*** EXERCISE MATERIAL Section Begins ***

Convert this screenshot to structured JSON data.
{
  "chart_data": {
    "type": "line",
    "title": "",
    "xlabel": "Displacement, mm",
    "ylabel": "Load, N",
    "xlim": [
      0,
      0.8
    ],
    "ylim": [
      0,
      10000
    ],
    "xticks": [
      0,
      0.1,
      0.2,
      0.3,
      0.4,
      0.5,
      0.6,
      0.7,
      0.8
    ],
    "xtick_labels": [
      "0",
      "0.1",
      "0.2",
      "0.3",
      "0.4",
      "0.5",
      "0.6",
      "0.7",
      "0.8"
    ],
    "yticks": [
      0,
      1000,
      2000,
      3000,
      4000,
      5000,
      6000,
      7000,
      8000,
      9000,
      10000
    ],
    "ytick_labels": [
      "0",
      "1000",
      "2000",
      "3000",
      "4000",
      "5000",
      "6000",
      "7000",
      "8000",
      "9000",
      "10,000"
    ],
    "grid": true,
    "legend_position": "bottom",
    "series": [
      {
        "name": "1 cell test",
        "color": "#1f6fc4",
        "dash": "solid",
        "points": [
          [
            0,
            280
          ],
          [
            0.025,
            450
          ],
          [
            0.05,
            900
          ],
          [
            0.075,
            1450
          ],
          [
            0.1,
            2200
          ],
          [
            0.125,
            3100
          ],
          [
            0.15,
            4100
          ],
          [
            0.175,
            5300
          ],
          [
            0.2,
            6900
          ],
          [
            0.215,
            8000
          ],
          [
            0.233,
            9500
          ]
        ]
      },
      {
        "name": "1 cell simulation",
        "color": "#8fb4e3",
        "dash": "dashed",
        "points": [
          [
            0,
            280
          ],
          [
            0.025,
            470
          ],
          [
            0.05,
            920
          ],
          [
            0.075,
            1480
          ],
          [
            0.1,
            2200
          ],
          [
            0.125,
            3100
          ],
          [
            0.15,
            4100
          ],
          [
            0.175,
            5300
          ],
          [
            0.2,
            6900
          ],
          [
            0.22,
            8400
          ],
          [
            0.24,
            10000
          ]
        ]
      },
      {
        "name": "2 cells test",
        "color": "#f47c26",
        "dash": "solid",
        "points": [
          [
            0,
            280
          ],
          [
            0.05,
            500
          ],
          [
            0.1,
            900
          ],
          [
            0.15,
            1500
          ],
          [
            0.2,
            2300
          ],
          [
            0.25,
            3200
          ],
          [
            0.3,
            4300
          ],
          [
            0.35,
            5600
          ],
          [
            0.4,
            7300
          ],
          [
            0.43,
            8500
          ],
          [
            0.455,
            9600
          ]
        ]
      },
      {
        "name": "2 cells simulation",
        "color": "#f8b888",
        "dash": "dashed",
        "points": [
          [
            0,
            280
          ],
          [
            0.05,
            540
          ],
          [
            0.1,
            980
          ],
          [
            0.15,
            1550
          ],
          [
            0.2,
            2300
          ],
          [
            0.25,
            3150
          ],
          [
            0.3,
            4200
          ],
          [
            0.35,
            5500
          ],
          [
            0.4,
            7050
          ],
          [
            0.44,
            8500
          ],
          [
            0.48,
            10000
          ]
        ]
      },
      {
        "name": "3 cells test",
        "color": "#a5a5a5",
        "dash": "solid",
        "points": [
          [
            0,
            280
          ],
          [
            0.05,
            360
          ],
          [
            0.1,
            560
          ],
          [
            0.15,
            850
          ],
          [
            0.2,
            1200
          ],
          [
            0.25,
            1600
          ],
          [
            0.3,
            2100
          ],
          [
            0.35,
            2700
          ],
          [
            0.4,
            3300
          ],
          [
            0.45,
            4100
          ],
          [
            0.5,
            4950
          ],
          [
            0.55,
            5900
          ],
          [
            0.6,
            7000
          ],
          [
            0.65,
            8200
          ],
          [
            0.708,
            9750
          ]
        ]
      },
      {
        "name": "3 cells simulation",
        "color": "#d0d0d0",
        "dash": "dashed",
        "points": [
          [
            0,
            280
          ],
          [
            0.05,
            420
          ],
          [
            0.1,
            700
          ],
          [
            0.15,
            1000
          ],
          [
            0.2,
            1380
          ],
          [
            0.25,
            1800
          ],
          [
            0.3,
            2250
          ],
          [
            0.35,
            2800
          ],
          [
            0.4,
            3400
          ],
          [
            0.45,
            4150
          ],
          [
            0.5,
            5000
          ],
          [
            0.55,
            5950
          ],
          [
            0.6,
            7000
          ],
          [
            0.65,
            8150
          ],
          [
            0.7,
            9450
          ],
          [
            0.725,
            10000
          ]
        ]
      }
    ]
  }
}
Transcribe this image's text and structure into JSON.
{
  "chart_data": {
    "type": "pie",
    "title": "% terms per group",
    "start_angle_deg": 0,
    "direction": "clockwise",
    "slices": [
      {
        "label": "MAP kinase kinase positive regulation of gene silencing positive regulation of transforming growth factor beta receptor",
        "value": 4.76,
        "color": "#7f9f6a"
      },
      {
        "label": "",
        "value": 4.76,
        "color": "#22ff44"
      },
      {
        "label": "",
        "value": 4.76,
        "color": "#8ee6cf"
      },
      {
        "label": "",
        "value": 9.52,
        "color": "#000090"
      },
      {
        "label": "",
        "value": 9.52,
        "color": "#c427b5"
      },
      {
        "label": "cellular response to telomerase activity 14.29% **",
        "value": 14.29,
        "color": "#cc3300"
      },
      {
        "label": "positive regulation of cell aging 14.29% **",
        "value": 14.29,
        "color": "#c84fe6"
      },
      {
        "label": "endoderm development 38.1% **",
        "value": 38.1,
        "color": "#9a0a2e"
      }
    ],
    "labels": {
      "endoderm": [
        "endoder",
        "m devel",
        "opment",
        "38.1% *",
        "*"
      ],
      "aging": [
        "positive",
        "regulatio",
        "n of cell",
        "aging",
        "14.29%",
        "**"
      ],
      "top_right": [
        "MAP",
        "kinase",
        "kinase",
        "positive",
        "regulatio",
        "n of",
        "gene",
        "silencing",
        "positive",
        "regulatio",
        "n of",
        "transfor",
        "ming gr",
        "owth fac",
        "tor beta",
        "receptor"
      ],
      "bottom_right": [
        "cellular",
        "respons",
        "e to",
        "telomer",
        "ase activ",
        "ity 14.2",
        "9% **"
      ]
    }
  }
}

*** EXERCISE MATERIAL Section Ends ***

(HOW TO COMPLETE THIS TASK) Among the entries, how many lines include the word "silencing"? Answer with a single number and nothing further.

(ANSWER SECTION) 2